Data entries

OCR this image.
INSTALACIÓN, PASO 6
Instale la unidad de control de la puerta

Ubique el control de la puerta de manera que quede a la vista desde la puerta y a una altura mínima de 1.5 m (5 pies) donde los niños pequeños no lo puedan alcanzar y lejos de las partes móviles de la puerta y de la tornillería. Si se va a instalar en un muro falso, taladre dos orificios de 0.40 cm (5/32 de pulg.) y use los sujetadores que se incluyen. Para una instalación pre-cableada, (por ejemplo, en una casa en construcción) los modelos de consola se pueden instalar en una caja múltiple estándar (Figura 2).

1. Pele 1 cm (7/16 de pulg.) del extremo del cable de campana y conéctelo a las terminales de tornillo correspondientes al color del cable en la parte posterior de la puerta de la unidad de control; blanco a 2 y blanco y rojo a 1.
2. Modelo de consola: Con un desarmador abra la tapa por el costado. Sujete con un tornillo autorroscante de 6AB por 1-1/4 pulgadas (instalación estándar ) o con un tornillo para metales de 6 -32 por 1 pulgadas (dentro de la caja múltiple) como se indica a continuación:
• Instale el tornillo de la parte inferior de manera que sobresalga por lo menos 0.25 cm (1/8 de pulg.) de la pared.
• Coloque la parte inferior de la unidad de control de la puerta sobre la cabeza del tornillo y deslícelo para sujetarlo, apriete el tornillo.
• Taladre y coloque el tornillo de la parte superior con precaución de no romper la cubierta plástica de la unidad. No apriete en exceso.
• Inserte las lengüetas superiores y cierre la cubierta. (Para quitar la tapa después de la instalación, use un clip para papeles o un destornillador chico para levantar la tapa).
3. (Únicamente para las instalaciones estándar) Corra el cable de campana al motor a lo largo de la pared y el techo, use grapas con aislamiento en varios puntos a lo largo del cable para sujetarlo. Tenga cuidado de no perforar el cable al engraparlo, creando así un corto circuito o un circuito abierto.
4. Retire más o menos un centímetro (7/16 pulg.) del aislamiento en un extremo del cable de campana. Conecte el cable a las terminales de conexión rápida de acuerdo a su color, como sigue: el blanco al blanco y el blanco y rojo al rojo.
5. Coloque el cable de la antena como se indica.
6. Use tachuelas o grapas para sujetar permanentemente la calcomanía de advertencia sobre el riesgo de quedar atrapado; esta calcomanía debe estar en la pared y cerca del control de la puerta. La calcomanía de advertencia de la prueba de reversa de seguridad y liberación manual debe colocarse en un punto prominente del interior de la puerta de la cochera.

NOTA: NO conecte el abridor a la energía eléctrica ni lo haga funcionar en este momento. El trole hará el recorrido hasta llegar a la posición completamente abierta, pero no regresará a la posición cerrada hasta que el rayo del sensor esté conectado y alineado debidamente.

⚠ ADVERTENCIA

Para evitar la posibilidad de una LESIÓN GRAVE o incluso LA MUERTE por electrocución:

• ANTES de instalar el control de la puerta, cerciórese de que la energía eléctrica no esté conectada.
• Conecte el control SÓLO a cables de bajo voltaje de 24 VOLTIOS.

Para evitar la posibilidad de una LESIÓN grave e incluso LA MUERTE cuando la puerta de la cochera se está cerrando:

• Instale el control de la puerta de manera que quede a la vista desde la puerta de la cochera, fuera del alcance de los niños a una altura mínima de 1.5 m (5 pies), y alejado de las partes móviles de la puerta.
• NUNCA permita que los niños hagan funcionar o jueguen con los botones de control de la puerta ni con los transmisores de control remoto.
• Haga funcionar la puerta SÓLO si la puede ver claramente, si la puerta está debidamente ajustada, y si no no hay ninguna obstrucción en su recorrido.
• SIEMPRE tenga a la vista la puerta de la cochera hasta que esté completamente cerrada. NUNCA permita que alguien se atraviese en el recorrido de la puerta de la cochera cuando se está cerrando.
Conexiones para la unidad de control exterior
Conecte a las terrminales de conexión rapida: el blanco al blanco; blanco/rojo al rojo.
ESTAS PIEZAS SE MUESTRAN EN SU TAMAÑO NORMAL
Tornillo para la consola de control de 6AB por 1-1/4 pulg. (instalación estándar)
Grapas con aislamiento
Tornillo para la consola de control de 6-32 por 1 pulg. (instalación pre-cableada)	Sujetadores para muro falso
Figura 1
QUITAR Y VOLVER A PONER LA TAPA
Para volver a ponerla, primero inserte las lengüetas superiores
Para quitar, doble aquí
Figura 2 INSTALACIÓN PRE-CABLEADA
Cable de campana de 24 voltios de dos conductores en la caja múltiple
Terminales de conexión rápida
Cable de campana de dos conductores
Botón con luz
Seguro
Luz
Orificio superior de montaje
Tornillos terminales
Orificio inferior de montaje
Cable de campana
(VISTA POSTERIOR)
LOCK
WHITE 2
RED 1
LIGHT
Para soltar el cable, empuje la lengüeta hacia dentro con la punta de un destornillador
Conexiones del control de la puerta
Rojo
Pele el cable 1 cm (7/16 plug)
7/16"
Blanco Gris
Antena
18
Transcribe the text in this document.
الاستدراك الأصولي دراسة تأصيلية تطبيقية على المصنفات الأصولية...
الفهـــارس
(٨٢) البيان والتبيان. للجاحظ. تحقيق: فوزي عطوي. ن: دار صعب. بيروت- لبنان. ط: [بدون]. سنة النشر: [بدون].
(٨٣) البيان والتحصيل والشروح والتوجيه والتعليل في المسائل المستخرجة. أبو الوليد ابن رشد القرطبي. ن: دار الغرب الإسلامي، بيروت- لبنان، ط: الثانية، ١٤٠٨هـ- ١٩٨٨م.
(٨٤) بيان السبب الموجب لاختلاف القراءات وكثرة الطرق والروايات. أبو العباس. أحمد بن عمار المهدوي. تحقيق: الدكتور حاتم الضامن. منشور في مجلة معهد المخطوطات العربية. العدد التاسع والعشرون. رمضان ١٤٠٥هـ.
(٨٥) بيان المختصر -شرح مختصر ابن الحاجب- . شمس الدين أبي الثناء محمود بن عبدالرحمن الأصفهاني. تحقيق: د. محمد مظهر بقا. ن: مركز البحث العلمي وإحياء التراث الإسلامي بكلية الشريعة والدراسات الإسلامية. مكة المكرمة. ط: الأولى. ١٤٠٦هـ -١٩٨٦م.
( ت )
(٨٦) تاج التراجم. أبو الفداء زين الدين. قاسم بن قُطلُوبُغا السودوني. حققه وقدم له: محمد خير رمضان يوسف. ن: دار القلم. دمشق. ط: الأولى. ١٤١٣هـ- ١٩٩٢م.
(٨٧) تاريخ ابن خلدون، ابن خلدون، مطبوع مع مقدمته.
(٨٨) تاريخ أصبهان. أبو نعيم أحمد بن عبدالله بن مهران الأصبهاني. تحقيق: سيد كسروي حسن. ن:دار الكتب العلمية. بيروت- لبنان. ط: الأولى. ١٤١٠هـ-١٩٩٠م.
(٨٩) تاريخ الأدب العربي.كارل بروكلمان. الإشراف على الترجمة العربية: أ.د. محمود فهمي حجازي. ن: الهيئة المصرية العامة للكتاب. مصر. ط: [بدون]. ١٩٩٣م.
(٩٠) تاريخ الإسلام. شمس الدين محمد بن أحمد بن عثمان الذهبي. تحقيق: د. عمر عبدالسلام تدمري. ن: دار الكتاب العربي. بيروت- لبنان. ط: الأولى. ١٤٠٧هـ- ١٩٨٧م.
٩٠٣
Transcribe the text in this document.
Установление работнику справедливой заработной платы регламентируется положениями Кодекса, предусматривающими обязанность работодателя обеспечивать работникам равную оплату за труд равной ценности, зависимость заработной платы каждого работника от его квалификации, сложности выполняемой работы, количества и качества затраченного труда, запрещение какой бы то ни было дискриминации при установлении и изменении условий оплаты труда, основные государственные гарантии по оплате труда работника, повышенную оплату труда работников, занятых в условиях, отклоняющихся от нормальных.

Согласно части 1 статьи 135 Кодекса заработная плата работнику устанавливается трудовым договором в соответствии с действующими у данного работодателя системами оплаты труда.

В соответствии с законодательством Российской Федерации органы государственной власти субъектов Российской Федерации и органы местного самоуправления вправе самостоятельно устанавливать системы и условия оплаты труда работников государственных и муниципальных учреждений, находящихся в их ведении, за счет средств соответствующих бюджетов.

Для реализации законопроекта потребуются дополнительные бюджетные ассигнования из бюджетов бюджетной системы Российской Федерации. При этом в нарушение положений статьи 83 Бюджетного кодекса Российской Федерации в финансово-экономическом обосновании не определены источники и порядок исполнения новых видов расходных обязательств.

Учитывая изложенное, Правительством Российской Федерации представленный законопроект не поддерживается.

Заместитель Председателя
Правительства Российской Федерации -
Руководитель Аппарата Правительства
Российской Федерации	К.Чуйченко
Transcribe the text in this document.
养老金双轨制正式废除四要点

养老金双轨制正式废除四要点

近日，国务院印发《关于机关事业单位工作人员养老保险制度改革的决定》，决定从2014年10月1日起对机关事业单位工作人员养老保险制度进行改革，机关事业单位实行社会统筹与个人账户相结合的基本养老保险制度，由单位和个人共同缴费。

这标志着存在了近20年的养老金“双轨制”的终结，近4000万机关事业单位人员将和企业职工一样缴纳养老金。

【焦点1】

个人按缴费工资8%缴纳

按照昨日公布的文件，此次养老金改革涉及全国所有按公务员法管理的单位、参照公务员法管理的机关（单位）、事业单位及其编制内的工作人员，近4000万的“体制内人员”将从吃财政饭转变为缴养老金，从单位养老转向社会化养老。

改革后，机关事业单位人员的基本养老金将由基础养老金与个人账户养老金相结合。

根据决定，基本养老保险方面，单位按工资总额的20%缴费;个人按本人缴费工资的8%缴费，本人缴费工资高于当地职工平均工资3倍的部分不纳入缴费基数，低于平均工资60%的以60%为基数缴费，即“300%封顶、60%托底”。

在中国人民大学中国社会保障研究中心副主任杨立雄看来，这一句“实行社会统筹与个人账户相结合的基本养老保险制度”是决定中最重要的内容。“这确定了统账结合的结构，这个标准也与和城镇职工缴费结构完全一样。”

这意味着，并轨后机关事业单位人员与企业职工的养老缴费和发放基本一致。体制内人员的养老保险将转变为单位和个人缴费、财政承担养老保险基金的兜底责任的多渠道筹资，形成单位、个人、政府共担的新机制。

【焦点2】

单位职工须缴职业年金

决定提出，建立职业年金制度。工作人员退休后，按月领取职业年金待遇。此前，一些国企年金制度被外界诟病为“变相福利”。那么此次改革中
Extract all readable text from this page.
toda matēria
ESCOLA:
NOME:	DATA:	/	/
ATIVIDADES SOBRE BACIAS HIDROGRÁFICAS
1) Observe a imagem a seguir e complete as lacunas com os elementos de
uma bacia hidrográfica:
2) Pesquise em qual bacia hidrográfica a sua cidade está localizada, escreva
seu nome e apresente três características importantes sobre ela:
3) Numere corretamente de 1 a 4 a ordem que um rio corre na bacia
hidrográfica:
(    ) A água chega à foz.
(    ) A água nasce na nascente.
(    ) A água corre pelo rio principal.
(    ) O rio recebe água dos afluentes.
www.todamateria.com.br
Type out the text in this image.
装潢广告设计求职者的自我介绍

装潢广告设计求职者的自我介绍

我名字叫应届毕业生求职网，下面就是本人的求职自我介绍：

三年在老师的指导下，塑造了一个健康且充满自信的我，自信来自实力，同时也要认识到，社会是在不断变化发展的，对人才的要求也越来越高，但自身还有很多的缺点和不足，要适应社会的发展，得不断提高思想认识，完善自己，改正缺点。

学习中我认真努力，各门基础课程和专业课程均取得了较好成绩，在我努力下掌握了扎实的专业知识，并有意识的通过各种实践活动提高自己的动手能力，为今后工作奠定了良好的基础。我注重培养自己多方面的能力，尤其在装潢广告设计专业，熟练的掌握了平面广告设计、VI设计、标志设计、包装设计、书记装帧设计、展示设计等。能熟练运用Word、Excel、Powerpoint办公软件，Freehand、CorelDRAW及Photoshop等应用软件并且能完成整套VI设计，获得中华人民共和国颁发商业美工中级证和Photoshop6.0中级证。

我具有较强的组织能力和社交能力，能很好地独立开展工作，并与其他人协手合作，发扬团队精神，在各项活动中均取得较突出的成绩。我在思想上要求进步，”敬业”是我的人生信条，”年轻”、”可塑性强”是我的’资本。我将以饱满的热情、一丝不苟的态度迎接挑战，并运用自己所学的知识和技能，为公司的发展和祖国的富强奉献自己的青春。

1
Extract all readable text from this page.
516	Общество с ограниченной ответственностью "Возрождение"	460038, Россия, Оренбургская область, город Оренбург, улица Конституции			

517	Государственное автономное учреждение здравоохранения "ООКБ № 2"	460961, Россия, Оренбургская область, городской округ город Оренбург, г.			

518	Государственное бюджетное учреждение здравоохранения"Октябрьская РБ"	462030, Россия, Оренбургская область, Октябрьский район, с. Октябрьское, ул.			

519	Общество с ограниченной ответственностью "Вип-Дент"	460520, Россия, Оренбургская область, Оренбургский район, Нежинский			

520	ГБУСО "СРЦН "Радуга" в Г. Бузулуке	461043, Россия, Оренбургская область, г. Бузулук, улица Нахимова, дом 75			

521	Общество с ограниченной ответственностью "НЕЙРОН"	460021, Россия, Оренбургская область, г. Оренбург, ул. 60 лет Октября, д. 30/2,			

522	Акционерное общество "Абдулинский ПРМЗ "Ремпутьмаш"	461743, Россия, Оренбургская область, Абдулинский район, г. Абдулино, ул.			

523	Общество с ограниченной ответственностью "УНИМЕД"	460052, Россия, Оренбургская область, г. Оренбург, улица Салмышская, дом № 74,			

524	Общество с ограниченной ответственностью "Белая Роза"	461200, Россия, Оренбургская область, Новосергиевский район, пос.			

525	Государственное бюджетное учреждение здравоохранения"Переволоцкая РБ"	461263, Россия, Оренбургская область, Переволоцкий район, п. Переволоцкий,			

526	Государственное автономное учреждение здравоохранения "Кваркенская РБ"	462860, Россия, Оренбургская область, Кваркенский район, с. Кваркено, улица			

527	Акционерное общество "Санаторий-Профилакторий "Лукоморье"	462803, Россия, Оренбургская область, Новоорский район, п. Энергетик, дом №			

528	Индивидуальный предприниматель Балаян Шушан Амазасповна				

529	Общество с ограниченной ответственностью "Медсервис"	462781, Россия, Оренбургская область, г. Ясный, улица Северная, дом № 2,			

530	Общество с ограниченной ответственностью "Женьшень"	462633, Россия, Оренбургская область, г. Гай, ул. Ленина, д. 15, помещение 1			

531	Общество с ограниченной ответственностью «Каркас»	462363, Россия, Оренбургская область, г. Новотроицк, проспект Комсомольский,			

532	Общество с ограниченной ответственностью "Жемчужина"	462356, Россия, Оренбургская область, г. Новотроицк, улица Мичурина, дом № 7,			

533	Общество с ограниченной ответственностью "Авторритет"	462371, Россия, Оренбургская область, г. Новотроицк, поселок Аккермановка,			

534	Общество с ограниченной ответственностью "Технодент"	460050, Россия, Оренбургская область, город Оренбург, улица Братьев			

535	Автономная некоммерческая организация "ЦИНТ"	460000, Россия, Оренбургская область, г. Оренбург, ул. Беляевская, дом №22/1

Job ::
Calculate how many lines of the material include the string "Conexiones", and state that number by itself.

Written answer ::
2